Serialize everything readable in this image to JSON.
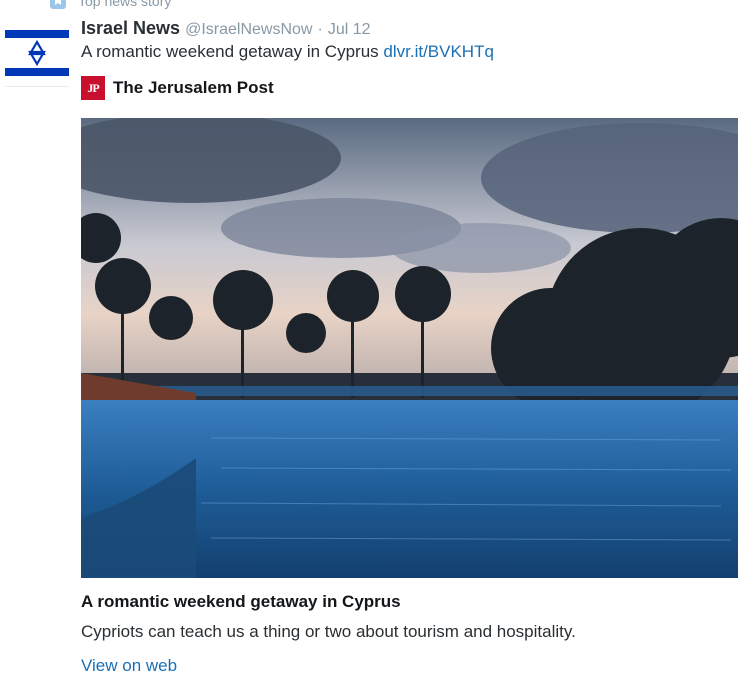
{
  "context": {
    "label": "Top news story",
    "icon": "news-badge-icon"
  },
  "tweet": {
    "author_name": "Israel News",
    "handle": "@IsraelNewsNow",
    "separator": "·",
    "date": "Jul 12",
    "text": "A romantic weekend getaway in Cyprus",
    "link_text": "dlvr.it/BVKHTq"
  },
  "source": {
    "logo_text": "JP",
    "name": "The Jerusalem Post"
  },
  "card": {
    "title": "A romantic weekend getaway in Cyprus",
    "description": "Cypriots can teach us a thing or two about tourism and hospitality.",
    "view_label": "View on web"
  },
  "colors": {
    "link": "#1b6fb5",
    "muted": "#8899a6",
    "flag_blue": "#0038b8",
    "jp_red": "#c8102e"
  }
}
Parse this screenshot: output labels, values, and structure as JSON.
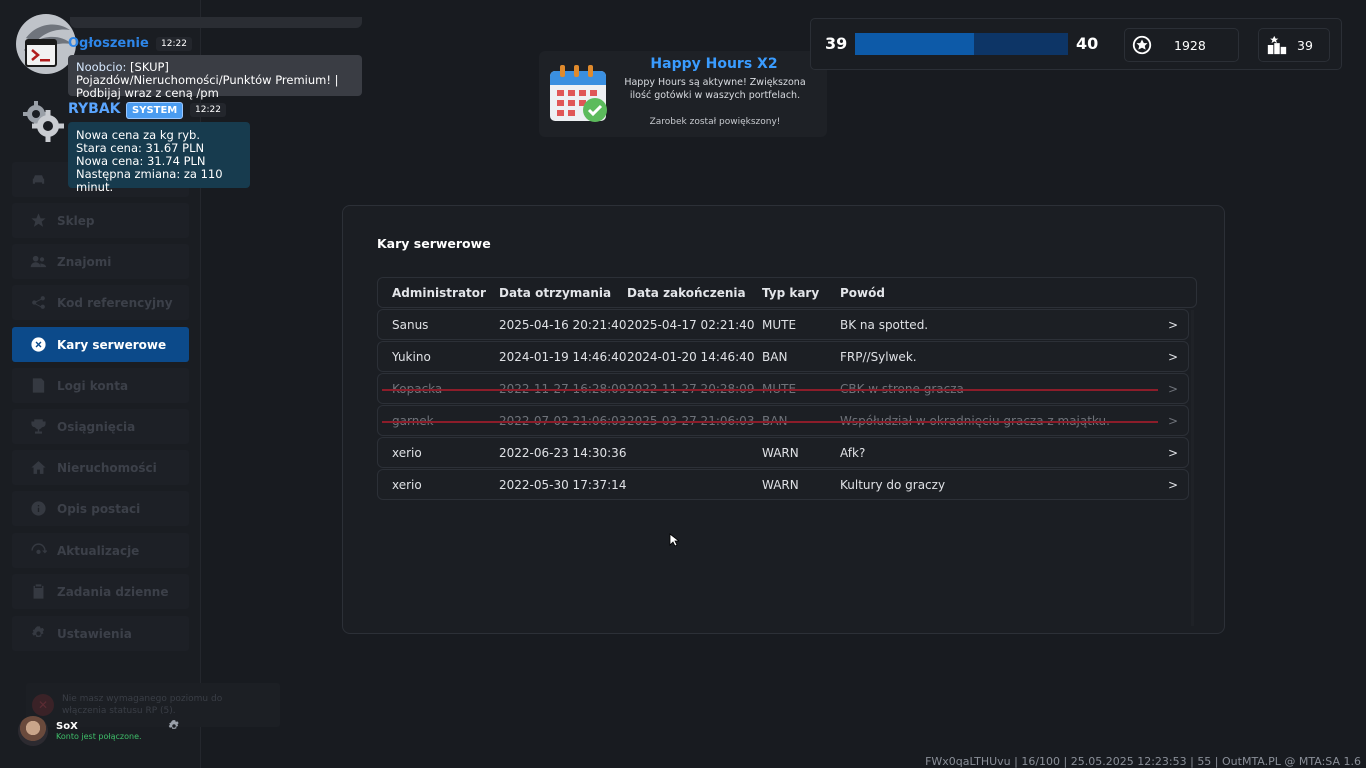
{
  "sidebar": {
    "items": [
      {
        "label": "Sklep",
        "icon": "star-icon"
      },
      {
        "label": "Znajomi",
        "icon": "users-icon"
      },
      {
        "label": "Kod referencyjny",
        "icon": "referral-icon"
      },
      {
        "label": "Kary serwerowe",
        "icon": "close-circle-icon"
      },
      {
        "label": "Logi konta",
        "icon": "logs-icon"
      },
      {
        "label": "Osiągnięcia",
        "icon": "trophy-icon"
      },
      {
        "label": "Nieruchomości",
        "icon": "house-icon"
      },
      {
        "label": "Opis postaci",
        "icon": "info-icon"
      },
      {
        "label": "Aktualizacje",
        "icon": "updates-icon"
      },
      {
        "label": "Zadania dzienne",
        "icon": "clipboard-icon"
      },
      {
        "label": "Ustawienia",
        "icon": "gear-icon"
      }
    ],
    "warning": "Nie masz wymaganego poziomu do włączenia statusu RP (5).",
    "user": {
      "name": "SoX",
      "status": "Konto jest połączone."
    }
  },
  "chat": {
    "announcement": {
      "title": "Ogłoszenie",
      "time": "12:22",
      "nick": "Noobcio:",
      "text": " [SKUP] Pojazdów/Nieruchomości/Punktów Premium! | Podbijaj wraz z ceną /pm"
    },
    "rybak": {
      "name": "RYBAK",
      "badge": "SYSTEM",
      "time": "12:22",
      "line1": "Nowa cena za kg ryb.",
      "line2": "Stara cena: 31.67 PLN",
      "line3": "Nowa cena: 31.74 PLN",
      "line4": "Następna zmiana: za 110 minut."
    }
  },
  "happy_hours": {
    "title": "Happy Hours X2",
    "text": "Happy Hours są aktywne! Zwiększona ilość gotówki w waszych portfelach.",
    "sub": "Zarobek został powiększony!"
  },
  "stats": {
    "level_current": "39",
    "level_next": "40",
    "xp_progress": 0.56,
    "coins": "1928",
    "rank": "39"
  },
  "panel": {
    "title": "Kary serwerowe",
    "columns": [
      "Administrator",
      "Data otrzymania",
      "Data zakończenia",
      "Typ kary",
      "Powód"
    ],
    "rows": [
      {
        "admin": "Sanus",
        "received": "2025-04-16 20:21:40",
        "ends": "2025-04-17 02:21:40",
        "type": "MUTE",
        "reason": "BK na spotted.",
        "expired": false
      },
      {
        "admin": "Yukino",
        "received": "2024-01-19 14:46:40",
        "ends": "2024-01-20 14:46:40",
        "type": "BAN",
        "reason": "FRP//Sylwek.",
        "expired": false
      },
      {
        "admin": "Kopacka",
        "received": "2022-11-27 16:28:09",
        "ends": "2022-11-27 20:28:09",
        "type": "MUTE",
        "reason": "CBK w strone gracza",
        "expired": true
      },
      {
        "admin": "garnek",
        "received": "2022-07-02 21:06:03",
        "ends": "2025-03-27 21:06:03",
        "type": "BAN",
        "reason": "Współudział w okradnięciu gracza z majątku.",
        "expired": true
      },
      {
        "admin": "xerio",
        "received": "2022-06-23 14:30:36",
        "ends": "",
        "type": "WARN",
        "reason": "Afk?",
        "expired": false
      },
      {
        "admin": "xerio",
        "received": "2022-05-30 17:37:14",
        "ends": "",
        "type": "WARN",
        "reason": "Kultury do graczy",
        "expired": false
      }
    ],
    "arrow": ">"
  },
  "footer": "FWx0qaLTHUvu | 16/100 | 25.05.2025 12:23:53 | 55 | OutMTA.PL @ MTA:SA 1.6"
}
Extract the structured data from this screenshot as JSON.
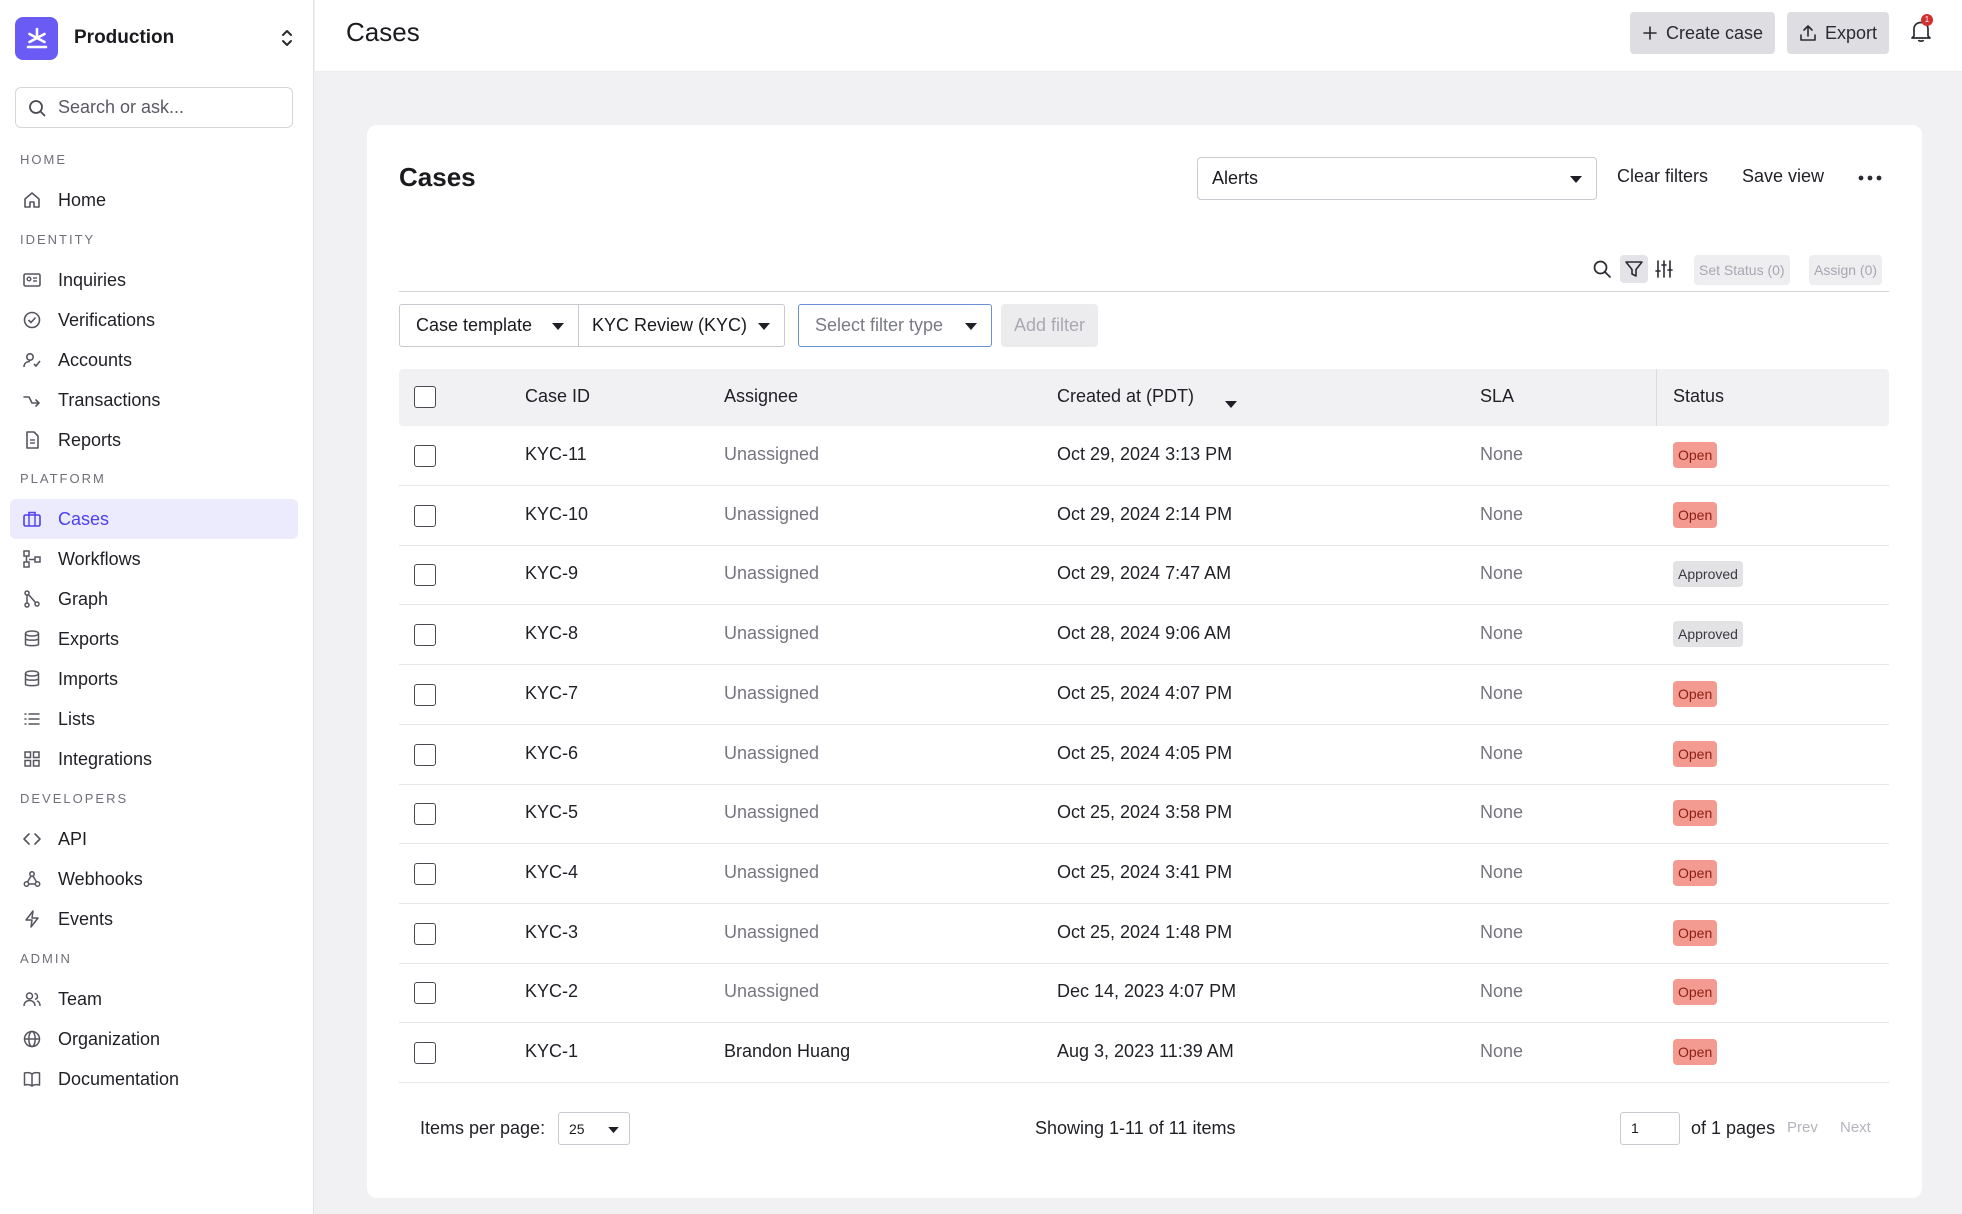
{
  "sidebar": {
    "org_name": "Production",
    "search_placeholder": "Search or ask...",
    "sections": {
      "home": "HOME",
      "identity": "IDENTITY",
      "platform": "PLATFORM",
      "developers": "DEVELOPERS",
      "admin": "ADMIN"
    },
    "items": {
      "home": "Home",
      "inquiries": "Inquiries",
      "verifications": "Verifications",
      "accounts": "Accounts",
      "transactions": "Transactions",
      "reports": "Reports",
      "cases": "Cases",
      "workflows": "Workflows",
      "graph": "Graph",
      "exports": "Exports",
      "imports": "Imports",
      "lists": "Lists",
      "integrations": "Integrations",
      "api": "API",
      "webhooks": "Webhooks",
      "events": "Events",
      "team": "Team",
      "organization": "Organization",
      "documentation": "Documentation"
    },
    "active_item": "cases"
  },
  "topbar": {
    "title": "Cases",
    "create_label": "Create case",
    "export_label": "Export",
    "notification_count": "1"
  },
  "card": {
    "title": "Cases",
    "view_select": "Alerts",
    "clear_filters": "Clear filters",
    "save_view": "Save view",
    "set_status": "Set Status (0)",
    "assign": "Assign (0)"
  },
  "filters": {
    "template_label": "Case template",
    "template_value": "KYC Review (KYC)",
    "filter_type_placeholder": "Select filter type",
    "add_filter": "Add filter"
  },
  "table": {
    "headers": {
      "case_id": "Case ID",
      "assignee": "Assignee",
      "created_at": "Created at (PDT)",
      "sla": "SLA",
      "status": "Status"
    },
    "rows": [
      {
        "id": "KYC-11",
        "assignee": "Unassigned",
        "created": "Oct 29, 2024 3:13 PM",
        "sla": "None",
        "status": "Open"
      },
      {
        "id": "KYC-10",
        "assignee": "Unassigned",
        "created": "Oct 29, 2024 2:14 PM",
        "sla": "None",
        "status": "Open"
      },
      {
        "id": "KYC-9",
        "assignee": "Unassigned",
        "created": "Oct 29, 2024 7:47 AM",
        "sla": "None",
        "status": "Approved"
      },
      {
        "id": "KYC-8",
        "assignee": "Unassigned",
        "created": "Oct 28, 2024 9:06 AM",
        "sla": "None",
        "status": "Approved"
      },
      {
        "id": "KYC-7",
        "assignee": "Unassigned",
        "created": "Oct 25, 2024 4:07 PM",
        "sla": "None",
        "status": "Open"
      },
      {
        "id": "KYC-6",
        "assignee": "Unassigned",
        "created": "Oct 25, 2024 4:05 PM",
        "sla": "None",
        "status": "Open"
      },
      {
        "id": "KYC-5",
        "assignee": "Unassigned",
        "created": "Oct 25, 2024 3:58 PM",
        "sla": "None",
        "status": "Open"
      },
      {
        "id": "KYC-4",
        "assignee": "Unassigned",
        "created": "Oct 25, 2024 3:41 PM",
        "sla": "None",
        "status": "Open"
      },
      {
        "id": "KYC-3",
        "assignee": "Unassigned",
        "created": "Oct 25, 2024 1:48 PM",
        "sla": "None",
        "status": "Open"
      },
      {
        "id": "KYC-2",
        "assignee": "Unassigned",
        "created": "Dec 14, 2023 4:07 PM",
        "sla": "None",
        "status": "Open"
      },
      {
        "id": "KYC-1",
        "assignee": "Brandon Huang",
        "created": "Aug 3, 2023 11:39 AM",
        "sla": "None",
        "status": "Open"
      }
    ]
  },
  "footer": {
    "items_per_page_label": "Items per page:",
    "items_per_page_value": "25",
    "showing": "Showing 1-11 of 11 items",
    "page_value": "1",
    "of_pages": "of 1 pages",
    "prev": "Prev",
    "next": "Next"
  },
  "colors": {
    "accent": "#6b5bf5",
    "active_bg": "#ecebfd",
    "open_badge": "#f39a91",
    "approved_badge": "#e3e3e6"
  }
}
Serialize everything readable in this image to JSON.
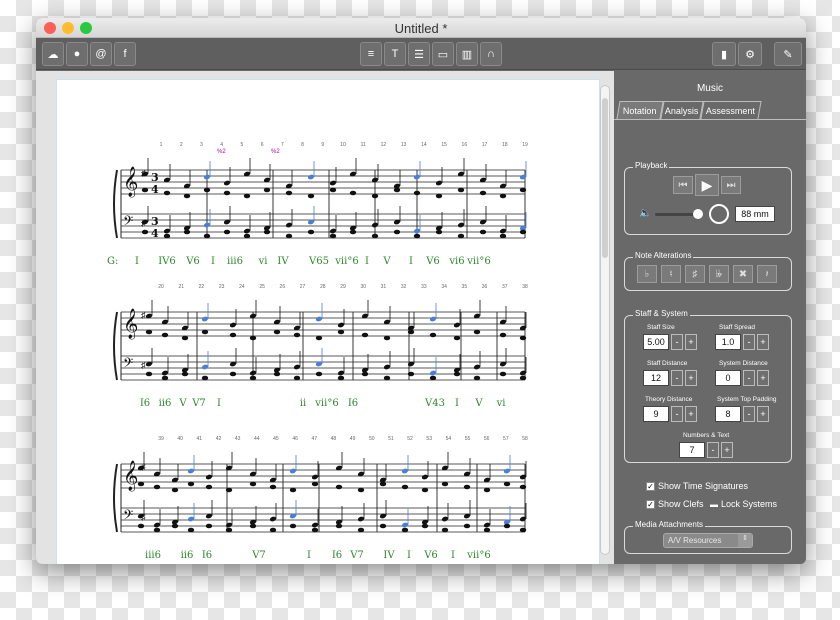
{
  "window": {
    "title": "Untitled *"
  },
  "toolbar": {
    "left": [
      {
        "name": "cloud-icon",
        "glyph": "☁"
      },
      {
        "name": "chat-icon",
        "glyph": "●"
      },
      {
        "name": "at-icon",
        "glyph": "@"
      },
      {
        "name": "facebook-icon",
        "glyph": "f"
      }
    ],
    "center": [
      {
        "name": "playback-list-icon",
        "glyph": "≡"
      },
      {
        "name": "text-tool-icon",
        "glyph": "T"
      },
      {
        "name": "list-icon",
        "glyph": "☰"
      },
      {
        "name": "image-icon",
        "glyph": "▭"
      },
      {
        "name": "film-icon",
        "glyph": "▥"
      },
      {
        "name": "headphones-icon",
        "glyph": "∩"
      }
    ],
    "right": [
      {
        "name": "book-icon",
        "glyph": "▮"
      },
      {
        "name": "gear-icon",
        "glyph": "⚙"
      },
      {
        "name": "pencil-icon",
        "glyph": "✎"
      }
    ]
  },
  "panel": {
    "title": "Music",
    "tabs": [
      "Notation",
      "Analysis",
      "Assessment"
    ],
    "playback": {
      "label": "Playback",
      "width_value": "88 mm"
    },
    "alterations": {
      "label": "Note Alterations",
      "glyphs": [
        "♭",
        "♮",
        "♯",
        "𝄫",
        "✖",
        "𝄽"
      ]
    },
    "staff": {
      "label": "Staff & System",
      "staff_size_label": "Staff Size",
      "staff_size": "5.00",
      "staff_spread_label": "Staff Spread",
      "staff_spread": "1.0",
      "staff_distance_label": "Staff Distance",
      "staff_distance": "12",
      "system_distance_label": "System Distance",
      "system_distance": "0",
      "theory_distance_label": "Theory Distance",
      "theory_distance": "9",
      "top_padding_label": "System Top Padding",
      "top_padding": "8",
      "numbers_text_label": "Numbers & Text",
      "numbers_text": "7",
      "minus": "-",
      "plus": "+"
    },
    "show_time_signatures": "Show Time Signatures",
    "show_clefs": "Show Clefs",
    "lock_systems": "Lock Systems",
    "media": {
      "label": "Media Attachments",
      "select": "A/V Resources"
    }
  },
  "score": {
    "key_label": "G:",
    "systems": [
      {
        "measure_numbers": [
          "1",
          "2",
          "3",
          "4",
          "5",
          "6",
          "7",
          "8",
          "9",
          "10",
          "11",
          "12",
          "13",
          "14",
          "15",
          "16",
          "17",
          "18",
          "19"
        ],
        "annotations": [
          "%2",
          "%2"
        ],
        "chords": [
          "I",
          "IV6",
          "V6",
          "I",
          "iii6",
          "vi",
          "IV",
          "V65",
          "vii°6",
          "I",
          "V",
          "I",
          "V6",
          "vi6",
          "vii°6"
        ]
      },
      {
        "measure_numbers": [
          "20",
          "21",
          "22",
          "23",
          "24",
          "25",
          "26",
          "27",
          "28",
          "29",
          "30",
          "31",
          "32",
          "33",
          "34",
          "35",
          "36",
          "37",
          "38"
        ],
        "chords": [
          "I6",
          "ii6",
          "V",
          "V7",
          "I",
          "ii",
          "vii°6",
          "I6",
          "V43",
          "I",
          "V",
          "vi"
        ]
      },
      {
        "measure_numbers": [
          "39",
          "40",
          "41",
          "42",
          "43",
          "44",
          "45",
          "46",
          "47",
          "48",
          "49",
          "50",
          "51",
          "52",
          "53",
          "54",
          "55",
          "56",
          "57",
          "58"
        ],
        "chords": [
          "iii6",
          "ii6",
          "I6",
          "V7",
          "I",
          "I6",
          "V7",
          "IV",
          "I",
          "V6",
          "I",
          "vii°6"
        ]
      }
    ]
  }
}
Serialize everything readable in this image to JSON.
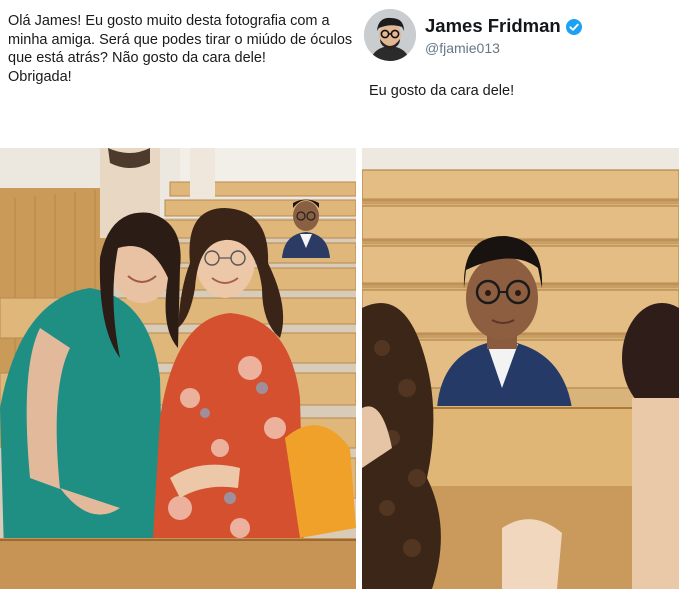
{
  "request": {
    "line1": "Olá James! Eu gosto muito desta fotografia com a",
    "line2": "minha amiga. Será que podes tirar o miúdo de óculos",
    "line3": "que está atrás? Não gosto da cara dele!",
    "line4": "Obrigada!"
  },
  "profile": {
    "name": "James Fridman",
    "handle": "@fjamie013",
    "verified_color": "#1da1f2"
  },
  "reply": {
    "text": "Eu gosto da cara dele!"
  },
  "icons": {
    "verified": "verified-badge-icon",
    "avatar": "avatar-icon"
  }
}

_____

Exercise directions = Take every line from the data above that holds "Cyprus" and copy it out.

Expected output =
    "text": "A romantic weekend getaway in Cyprus",
    "title": "A romantic weekend getaway in Cyprus",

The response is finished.